REQUIRED WORK: Identify every line in the records below that contains the word "прогнозировать", and copy each of those lines.

LISTED RECORDS:
◇ ◇ ◇ ◇ ◇

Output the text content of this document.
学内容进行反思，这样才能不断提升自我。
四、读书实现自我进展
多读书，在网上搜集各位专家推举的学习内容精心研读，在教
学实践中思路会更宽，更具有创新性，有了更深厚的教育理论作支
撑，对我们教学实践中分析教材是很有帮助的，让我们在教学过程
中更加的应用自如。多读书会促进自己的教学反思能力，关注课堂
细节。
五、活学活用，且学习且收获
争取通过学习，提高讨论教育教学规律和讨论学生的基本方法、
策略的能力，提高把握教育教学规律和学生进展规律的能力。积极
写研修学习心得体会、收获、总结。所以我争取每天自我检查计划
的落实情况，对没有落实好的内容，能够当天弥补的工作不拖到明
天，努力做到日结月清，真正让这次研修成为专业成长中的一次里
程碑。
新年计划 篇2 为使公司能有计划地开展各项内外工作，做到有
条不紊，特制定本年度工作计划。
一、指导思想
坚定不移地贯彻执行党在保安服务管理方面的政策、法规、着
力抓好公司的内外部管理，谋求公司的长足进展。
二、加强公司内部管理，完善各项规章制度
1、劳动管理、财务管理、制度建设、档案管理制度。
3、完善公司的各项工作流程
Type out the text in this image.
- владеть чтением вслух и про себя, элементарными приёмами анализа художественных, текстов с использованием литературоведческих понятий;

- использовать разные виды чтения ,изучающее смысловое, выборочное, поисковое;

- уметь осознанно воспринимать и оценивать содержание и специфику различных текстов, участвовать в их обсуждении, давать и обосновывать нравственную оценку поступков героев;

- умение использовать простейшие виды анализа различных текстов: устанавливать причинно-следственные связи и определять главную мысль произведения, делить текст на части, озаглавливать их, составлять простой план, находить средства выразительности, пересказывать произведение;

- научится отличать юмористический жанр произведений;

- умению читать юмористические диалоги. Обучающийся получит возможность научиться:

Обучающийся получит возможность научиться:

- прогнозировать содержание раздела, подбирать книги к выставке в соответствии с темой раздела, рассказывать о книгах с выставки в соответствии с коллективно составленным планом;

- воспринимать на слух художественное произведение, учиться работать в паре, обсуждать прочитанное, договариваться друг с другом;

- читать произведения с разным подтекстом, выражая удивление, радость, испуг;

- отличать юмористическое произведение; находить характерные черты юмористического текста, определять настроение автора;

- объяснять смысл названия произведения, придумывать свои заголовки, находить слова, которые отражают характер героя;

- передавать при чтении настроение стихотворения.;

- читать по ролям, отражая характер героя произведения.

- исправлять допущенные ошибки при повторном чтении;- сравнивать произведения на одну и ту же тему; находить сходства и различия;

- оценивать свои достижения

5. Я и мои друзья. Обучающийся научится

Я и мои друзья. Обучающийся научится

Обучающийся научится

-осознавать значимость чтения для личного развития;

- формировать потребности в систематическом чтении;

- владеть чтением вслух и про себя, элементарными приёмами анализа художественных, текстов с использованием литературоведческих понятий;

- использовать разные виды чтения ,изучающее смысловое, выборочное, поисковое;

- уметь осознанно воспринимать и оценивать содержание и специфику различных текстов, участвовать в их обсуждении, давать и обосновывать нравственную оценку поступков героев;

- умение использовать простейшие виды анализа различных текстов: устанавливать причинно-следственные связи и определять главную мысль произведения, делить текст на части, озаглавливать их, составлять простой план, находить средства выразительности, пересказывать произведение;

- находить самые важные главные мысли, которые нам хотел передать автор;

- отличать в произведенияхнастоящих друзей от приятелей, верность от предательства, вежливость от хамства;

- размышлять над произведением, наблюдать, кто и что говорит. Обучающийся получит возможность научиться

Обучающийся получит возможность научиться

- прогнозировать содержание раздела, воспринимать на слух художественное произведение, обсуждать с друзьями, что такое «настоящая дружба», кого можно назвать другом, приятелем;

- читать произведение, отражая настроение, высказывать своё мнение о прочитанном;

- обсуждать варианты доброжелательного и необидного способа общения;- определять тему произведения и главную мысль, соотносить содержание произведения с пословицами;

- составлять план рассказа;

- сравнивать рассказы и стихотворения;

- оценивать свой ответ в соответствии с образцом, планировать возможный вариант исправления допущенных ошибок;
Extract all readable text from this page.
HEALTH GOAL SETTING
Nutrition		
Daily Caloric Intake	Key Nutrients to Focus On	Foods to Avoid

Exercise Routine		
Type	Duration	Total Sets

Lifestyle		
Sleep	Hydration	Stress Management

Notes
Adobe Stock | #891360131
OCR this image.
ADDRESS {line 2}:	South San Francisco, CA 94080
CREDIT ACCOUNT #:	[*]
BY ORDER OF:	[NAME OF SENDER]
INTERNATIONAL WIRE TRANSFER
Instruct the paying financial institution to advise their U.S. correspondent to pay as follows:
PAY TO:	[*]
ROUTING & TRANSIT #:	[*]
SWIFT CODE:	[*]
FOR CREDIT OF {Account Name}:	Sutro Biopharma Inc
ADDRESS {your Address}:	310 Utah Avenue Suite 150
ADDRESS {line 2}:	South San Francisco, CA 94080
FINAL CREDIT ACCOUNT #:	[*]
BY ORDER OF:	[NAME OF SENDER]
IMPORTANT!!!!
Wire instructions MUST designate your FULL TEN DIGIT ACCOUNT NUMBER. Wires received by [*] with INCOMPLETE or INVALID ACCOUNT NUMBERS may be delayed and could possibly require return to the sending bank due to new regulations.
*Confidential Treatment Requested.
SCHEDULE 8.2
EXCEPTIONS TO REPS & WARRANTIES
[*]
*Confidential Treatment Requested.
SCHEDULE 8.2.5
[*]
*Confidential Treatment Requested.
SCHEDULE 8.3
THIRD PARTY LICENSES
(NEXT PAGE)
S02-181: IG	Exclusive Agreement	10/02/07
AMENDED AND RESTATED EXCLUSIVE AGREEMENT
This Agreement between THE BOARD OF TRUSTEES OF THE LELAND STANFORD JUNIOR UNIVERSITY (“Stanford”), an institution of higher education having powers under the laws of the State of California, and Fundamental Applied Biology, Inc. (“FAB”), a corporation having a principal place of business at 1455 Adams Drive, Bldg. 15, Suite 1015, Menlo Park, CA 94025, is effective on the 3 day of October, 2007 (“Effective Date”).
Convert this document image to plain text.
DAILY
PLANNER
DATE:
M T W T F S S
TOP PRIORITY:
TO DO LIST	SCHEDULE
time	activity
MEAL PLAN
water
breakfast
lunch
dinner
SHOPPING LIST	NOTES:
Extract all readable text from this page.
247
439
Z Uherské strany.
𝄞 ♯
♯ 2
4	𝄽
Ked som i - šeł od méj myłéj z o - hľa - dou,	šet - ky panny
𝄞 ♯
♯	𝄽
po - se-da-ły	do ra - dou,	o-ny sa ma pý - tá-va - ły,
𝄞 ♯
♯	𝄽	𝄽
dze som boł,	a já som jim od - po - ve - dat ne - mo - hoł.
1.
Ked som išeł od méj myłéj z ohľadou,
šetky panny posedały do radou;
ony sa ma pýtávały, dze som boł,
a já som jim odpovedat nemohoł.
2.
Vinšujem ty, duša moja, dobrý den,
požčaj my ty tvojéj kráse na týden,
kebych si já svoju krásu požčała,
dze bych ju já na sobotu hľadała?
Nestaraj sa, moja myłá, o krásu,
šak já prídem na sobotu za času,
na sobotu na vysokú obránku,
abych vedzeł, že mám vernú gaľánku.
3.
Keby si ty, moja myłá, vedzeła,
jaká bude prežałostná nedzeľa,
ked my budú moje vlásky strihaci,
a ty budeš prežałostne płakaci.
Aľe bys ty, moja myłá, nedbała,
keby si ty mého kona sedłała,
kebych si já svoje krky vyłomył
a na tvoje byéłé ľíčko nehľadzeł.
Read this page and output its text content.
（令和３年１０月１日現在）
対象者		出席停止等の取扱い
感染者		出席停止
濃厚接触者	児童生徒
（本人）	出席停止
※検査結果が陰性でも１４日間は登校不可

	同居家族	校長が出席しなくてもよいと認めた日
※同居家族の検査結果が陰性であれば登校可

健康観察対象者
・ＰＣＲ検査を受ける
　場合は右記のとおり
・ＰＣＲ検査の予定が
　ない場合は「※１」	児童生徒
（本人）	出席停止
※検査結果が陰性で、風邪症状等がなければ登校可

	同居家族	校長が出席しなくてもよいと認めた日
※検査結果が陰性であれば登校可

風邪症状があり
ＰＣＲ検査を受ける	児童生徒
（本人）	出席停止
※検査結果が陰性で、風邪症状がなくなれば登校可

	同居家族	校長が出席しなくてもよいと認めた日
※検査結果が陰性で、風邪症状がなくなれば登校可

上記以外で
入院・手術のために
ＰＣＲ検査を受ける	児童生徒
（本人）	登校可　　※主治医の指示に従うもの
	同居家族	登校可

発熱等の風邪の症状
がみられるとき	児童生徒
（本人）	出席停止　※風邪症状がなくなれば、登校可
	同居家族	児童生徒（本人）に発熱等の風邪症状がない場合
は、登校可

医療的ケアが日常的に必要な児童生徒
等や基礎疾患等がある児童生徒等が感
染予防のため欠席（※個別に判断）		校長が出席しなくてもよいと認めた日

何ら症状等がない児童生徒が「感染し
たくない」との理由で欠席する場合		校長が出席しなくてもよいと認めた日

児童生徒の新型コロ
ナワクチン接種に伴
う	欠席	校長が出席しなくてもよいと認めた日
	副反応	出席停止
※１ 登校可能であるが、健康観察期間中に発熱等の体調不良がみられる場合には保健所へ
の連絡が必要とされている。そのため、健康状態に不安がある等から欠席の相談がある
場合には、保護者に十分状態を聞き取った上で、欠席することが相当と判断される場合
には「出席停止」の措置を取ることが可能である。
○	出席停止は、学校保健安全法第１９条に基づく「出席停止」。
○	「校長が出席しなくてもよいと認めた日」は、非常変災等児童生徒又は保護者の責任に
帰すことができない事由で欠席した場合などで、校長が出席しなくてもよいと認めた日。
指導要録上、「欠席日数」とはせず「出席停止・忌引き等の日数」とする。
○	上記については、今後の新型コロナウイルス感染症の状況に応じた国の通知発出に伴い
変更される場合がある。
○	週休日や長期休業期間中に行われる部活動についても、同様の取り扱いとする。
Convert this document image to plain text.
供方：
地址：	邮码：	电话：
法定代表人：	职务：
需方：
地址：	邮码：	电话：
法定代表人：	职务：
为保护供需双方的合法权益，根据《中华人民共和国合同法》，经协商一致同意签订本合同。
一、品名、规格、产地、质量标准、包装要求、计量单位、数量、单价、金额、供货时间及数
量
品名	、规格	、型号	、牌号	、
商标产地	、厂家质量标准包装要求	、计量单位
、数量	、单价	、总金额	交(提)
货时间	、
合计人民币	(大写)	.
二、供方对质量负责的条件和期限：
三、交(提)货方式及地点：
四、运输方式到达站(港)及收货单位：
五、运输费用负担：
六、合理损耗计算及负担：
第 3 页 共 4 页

◇ ◇ ◇ ◇ ◇

OUTPUT FOR THIS TASK:
- прогнозировать содержание раздела, подбирать книги к выставке в соответствии с темой раздела, рассказывать о книгах с выставки в соответствии с коллективно составленным планом;
- прогнозировать содержание раздела, воспринимать на слух художественное произведение, обсуждать с друзьями, что такое «настоящая дружба», кого можно назвать другом, приятелем;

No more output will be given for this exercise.